▸ **Problem requirements**
Give the data again exactly as written, skipping any pictures.

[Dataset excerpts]

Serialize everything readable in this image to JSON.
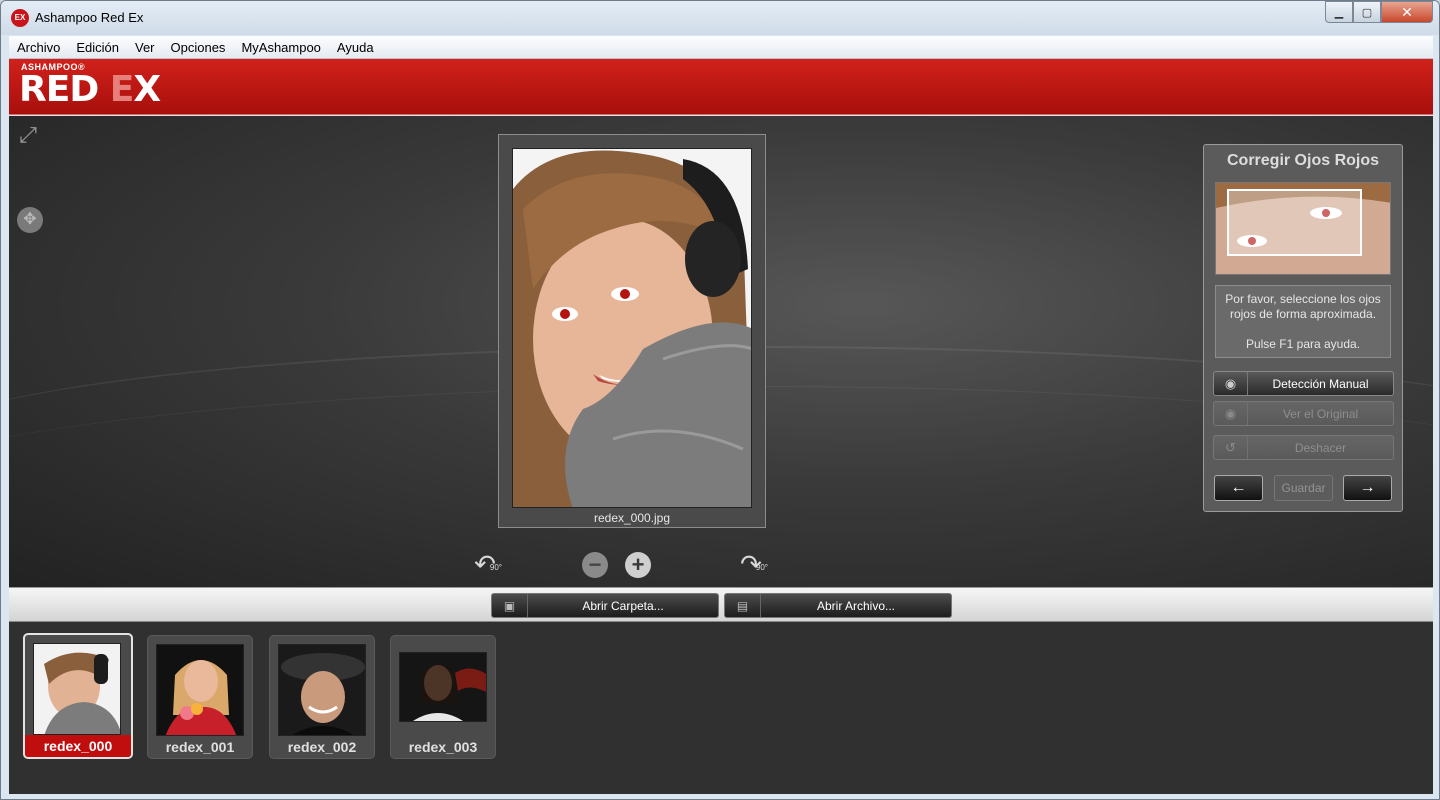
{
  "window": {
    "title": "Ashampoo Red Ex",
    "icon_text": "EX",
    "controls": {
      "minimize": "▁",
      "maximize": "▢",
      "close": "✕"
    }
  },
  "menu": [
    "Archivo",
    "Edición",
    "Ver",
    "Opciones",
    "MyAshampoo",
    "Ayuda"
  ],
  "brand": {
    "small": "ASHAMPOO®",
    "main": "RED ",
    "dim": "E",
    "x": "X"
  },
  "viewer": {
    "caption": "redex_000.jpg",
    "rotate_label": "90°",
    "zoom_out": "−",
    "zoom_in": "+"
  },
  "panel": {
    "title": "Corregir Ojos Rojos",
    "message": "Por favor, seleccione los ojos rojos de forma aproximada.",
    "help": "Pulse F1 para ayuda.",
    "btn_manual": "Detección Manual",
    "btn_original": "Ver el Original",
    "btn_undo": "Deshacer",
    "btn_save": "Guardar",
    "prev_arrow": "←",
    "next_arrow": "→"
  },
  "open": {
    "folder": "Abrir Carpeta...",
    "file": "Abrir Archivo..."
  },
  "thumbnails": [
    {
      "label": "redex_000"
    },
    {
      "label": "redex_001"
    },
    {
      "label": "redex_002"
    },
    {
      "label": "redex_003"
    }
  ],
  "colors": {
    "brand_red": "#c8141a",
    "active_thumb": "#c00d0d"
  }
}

▸ **Finished task**
Serialize everything readable in this image to JSON.
{
  "window": {
    "title": "Ashampoo Red Ex",
    "icon_text": "EX",
    "controls": {
      "minimize": "▁",
      "maximize": "▢",
      "close": "✕"
    }
  },
  "menu": [
    "Archivo",
    "Edición",
    "Ver",
    "Opciones",
    "MyAshampoo",
    "Ayuda"
  ],
  "brand": {
    "small": "ASHAMPOO®",
    "main": "RED ",
    "dim": "E",
    "x": "X"
  },
  "viewer": {
    "caption": "redex_000.jpg",
    "rotate_label": "90°",
    "zoom_out": "−",
    "zoom_in": "+"
  },
  "panel": {
    "title": "Corregir Ojos Rojos",
    "message": "Por favor, seleccione los ojos rojos de forma aproximada.",
    "help": "Pulse F1 para ayuda.",
    "btn_manual": "Detección Manual",
    "btn_original": "Ver el Original",
    "btn_undo": "Deshacer",
    "btn_save": "Guardar",
    "prev_arrow": "←",
    "next_arrow": "→"
  },
  "open": {
    "folder": "Abrir Carpeta...",
    "file": "Abrir Archivo..."
  },
  "thumbnails": [
    {
      "label": "redex_000"
    },
    {
      "label": "redex_001"
    },
    {
      "label": "redex_002"
    },
    {
      "label": "redex_003"
    }
  ],
  "colors": {
    "brand_red": "#c8141a",
    "active_thumb": "#c00d0d"
  }
}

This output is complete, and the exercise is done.